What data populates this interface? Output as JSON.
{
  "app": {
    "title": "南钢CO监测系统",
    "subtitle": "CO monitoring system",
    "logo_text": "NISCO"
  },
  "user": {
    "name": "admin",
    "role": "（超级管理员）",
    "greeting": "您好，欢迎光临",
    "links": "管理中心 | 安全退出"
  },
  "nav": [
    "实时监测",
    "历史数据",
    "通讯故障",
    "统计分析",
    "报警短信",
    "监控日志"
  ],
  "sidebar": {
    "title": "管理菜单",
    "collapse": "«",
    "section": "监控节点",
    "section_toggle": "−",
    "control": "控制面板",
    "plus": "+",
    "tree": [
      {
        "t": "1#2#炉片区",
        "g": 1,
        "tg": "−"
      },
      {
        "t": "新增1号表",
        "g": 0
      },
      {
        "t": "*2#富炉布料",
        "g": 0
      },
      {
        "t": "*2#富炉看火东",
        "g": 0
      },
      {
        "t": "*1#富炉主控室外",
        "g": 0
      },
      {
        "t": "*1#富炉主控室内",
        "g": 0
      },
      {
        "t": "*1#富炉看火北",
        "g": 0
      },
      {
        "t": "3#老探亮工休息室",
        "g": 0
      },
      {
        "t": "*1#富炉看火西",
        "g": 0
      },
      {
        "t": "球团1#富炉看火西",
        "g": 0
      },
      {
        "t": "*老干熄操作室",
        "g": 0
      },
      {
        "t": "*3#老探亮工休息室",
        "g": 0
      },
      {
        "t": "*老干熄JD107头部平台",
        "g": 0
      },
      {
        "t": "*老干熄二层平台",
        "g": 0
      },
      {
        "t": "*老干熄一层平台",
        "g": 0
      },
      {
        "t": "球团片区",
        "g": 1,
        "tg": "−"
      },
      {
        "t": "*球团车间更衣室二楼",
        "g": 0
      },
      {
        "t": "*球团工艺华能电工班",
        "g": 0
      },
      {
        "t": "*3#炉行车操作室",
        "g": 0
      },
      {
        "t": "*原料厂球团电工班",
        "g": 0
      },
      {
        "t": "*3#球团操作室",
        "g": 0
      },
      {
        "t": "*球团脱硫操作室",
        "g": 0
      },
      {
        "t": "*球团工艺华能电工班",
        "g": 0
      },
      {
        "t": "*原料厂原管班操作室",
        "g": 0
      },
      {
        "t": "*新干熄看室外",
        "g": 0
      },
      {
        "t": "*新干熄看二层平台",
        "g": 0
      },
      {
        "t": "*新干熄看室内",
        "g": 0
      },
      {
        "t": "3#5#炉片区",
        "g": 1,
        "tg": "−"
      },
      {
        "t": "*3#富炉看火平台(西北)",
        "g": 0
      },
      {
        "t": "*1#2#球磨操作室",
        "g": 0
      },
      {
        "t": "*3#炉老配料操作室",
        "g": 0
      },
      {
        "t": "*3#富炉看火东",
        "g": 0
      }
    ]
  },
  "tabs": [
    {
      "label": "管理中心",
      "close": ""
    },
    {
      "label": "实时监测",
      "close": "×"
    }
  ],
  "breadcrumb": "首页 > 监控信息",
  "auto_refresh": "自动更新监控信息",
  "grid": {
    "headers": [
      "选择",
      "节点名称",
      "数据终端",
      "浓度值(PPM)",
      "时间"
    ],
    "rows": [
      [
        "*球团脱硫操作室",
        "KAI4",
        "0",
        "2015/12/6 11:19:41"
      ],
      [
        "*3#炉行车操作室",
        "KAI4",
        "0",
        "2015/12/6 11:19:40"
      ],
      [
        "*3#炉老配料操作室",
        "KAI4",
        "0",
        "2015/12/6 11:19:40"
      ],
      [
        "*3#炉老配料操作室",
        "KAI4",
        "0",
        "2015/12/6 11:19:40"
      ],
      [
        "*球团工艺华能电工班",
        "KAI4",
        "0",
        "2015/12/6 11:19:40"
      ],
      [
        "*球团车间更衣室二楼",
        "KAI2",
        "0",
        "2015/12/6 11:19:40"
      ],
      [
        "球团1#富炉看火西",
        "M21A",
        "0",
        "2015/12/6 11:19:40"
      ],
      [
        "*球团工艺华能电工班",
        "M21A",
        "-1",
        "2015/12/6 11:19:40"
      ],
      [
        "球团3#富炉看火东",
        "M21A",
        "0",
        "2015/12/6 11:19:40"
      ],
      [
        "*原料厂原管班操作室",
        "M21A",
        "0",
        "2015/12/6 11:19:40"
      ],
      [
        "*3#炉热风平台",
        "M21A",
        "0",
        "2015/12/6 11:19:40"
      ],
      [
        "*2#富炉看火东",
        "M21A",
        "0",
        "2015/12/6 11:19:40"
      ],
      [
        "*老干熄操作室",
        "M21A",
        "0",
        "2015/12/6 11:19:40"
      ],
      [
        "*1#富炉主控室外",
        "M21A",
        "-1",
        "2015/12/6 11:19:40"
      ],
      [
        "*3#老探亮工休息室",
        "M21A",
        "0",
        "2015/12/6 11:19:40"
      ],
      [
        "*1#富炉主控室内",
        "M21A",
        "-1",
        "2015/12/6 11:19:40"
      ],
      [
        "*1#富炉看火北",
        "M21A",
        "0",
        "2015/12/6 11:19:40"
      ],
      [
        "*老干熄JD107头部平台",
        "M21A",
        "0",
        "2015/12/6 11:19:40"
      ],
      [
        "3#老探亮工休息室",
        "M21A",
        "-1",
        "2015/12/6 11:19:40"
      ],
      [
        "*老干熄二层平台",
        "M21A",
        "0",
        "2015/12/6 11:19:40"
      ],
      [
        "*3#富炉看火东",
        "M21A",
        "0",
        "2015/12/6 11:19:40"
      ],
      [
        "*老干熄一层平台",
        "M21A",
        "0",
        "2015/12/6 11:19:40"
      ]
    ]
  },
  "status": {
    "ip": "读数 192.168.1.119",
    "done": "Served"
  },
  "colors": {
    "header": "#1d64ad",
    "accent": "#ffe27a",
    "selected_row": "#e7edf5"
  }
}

........

- [Work required]
Print every entry exactly as written.

- [In response]
What data populates this interface? Output as JSON.
{
  "app": {
    "title": "南钢CO监测系统",
    "subtitle": "CO monitoring system",
    "logo_text": "NISCO"
  },
  "user": {
    "name": "admin",
    "role": "（超级管理员）",
    "greeting": "您好，欢迎光临",
    "links": "管理中心 | 安全退出"
  },
  "nav": [
    "实时监测",
    "历史数据",
    "通讯故障",
    "统计分析",
    "报警短信",
    "监控日志"
  ],
  "sidebar": {
    "title": "管理菜单",
    "collapse": "«",
    "section": "监控节点",
    "section_toggle": "−",
    "control": "控制面板",
    "plus": "+",
    "tree": [
      {
        "t": "1#2#炉片区",
        "g": 1,
        "tg": "−"
      },
      {
        "t": "新增1号表",
        "g": 0
      },
      {
        "t": "*2#富炉布料",
        "g": 0
      },
      {
        "t": "*2#富炉看火东",
        "g": 0
      },
      {
        "t": "*1#富炉主控室外",
        "g": 0
      },
      {
        "t": "*1#富炉主控室内",
        "g": 0
      },
      {
        "t": "*1#富炉看火北",
        "g": 0
      },
      {
        "t": "3#老探亮工休息室",
        "g": 0
      },
      {
        "t": "*1#富炉看火西",
        "g": 0
      },
      {
        "t": "球团1#富炉看火西",
        "g": 0
      },
      {
        "t": "*老干熄操作室",
        "g": 0
      },
      {
        "t": "*3#老探亮工休息室",
        "g": 0
      },
      {
        "t": "*老干熄JD107头部平台",
        "g": 0
      },
      {
        "t": "*老干熄二层平台",
        "g": 0
      },
      {
        "t": "*老干熄一层平台",
        "g": 0
      },
      {
        "t": "球团片区",
        "g": 1,
        "tg": "−"
      },
      {
        "t": "*球团车间更衣室二楼",
        "g": 0
      },
      {
        "t": "*球团工艺华能电工班",
        "g": 0
      },
      {
        "t": "*3#炉行车操作室",
        "g": 0
      },
      {
        "t": "*原料厂球团电工班",
        "g": 0
      },
      {
        "t": "*3#球团操作室",
        "g": 0
      },
      {
        "t": "*球团脱硫操作室",
        "g": 0
      },
      {
        "t": "*球团工艺华能电工班",
        "g": 0
      },
      {
        "t": "*原料厂原管班操作室",
        "g": 0
      },
      {
        "t": "*新干熄看室外",
        "g": 0
      },
      {
        "t": "*新干熄看二层平台",
        "g": 0
      },
      {
        "t": "*新干熄看室内",
        "g": 0
      },
      {
        "t": "3#5#炉片区",
        "g": 1,
        "tg": "−"
      },
      {
        "t": "*3#富炉看火平台(西北)",
        "g": 0
      },
      {
        "t": "*1#2#球磨操作室",
        "g": 0
      },
      {
        "t": "*3#炉老配料操作室",
        "g": 0
      },
      {
        "t": "*3#富炉看火东",
        "g": 0
      }
    ]
  },
  "tabs": [
    {
      "label": "管理中心",
      "close": ""
    },
    {
      "label": "实时监测",
      "close": "×"
    }
  ],
  "breadcrumb": "首页 > 监控信息",
  "auto_refresh": "自动更新监控信息",
  "grid": {
    "headers": [
      "选择",
      "节点名称",
      "数据终端",
      "浓度值(PPM)",
      "时间"
    ],
    "rows": [
      [
        "*球团脱硫操作室",
        "KAI4",
        "0",
        "2015/12/6 11:19:41"
      ],
      [
        "*3#炉行车操作室",
        "KAI4",
        "0",
        "2015/12/6 11:19:40"
      ],
      [
        "*3#炉老配料操作室",
        "KAI4",
        "0",
        "2015/12/6 11:19:40"
      ],
      [
        "*3#炉老配料操作室",
        "KAI4",
        "0",
        "2015/12/6 11:19:40"
      ],
      [
        "*球团工艺华能电工班",
        "KAI4",
        "0",
        "2015/12/6 11:19:40"
      ],
      [
        "*球团车间更衣室二楼",
        "KAI2",
        "0",
        "2015/12/6 11:19:40"
      ],
      [
        "球团1#富炉看火西",
        "M21A",
        "0",
        "2015/12/6 11:19:40"
      ],
      [
        "*球团工艺华能电工班",
        "M21A",
        "-1",
        "2015/12/6 11:19:40"
      ],
      [
        "球团3#富炉看火东",
        "M21A",
        "0",
        "2015/12/6 11:19:40"
      ],
      [
        "*原料厂原管班操作室",
        "M21A",
        "0",
        "2015/12/6 11:19:40"
      ],
      [
        "*3#炉热风平台",
        "M21A",
        "0",
        "2015/12/6 11:19:40"
      ],
      [
        "*2#富炉看火东",
        "M21A",
        "0",
        "2015/12/6 11:19:40"
      ],
      [
        "*老干熄操作室",
        "M21A",
        "0",
        "2015/12/6 11:19:40"
      ],
      [
        "*1#富炉主控室外",
        "M21A",
        "-1",
        "2015/12/6 11:19:40"
      ],
      [
        "*3#老探亮工休息室",
        "M21A",
        "0",
        "2015/12/6 11:19:40"
      ],
      [
        "*1#富炉主控室内",
        "M21A",
        "-1",
        "2015/12/6 11:19:40"
      ],
      [
        "*1#富炉看火北",
        "M21A",
        "0",
        "2015/12/6 11:19:40"
      ],
      [
        "*老干熄JD107头部平台",
        "M21A",
        "0",
        "2015/12/6 11:19:40"
      ],
      [
        "3#老探亮工休息室",
        "M21A",
        "-1",
        "2015/12/6 11:19:40"
      ],
      [
        "*老干熄二层平台",
        "M21A",
        "0",
        "2015/12/6 11:19:40"
      ],
      [
        "*3#富炉看火东",
        "M21A",
        "0",
        "2015/12/6 11:19:40"
      ],
      [
        "*老干熄一层平台",
        "M21A",
        "0",
        "2015/12/6 11:19:40"
      ]
    ]
  },
  "status": {
    "ip": "读数 192.168.1.119",
    "done": "Served"
  },
  "colors": {
    "header": "#1d64ad",
    "accent": "#ffe27a",
    "selected_row": "#e7edf5"
  }
}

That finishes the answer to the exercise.